Copy every line of the data in which the word "Time" occurs.

── Supplied records ──

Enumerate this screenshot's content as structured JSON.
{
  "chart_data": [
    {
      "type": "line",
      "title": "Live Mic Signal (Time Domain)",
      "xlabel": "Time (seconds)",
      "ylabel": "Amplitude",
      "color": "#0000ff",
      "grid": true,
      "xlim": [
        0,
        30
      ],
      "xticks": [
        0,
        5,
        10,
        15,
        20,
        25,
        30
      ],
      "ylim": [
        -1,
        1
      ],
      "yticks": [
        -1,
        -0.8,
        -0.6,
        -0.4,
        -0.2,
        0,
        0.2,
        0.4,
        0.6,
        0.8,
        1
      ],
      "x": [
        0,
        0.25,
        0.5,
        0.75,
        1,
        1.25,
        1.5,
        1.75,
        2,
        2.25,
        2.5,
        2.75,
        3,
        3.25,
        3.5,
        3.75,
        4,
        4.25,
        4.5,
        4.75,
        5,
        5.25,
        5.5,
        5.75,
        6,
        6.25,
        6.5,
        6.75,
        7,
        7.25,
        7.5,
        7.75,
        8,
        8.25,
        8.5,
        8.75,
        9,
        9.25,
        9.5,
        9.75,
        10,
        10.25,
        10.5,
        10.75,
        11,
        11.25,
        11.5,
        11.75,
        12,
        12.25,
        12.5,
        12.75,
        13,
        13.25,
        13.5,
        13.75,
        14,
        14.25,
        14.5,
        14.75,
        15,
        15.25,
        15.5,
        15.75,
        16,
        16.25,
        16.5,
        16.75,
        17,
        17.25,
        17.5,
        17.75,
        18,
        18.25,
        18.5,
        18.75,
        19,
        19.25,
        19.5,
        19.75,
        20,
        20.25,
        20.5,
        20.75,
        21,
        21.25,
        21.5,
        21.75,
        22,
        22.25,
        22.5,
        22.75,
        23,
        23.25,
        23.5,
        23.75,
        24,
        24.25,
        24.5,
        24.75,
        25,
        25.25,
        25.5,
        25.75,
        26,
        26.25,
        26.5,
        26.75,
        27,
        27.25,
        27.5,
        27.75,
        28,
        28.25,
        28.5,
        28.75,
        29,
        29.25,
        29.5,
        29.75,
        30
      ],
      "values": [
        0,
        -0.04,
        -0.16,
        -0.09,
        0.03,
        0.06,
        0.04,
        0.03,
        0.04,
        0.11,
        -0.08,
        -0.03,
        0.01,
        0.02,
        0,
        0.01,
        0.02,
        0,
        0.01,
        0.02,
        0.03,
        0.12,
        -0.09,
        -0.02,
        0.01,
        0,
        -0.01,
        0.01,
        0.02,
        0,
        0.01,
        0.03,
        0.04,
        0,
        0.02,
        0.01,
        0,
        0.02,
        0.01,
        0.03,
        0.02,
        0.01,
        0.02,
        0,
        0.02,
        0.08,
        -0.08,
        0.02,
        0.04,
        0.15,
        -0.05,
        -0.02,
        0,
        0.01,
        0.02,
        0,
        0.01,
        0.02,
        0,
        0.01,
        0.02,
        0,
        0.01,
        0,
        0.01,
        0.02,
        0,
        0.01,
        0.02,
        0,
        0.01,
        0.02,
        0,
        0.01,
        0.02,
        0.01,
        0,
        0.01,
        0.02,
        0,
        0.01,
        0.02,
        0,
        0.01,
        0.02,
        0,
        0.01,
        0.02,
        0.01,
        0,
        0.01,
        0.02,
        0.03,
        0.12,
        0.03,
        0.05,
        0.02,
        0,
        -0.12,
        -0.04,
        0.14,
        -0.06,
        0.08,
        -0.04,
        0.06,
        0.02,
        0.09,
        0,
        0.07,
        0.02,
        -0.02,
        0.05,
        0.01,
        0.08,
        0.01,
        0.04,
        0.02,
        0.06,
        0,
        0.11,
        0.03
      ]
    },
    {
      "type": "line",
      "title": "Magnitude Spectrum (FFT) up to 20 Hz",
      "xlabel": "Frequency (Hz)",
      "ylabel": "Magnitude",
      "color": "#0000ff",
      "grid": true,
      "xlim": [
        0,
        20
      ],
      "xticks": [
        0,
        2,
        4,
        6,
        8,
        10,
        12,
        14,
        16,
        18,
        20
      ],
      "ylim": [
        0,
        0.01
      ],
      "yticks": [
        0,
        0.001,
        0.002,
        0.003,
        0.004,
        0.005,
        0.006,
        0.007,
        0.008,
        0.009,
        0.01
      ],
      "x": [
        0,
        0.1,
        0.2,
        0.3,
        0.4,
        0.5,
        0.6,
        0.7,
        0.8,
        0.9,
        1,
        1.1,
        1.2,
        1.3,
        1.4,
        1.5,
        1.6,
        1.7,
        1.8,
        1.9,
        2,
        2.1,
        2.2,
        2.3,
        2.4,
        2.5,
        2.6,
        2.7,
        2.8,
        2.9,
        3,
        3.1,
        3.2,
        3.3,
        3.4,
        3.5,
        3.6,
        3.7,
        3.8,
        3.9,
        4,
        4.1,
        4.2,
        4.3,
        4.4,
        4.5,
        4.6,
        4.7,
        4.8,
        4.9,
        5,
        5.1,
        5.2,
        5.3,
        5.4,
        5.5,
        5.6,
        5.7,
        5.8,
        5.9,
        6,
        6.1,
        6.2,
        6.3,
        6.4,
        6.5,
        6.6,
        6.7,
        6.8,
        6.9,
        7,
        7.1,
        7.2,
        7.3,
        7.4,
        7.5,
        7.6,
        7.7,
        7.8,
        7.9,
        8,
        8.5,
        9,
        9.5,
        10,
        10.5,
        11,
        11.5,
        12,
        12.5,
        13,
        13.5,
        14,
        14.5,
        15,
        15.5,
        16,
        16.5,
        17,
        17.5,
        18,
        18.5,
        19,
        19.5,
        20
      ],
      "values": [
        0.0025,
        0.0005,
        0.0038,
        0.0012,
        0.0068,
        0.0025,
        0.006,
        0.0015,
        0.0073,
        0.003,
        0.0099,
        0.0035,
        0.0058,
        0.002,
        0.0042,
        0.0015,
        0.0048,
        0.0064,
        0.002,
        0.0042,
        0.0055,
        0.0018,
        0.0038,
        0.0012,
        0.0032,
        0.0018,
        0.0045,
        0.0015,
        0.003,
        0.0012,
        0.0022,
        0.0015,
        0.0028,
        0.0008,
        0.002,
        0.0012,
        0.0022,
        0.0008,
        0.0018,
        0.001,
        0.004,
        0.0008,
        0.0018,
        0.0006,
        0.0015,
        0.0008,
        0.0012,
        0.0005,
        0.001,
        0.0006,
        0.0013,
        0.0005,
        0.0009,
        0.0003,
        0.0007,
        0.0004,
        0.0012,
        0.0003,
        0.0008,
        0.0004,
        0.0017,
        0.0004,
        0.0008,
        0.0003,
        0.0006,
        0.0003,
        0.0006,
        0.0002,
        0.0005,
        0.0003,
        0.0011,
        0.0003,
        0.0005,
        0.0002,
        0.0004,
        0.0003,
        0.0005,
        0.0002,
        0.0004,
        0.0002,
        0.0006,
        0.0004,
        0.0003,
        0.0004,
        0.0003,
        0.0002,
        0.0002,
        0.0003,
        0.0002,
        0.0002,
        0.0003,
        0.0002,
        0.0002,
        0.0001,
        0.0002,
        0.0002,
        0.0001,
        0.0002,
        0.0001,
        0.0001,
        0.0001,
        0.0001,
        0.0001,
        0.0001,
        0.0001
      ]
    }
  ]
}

───

## Correct result
      "title": "Live Mic Signal (Time Domain)",
      "xlabel": "Time (seconds)",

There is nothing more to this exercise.